* [WHAT YOU NEED TO DO]
Go through the entries below and pick out every line with "adapter".

[Start of SOURCE DATA]

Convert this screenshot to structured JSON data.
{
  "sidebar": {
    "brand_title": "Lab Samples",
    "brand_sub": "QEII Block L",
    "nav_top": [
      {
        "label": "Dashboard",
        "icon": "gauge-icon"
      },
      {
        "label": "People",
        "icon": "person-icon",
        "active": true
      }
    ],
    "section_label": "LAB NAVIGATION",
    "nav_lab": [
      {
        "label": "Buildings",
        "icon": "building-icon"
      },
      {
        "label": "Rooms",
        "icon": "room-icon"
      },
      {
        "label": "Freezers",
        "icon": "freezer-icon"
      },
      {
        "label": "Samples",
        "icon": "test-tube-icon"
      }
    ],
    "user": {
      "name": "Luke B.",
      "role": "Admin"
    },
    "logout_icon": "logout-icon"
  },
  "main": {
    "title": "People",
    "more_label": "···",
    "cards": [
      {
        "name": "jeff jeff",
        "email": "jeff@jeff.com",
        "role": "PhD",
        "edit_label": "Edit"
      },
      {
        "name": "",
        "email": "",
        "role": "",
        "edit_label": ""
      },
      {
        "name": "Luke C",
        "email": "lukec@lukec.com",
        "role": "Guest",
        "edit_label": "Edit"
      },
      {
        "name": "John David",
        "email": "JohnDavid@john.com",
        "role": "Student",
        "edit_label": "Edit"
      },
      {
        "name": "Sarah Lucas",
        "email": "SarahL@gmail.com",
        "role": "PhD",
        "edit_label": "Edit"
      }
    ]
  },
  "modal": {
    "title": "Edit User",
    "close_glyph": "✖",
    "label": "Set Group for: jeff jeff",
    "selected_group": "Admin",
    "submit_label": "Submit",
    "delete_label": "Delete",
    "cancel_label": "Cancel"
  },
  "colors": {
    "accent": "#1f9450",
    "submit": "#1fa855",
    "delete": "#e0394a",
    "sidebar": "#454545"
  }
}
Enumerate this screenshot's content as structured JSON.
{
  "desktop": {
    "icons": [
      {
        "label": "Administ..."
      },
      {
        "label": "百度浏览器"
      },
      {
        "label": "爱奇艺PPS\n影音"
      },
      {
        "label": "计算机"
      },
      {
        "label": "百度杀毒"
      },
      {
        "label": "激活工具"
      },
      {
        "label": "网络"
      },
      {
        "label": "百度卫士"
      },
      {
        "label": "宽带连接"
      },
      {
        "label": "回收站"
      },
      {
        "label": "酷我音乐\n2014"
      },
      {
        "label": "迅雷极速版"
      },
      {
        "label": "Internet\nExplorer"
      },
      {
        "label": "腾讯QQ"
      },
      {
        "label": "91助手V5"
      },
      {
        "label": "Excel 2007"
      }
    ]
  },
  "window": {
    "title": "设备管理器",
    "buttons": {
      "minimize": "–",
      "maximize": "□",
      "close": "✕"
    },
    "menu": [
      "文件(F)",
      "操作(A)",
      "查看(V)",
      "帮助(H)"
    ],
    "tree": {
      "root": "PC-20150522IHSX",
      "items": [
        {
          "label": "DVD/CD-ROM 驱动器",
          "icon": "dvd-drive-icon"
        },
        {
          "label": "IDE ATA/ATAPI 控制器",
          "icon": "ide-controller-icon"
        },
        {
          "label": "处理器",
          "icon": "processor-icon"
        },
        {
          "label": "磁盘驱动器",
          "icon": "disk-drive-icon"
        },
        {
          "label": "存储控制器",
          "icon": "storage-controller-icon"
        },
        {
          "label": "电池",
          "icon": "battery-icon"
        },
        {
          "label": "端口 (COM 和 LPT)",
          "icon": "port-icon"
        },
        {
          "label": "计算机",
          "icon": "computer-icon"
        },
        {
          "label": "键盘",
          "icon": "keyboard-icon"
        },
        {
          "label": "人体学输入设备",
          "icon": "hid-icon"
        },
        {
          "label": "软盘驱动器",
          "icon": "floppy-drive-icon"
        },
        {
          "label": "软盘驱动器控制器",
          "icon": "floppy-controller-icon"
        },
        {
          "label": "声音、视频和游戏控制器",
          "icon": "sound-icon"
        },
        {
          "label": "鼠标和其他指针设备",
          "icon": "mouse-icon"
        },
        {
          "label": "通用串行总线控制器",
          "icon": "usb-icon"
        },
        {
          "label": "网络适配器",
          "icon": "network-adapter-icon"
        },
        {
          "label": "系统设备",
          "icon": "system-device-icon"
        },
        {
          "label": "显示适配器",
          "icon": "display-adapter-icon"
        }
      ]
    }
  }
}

[End of SOURCE DATA]

* [RESULT OF THIS EXERCISE]
          "icon": "network-adapter-icon"
          "icon": "display-adapter-icon"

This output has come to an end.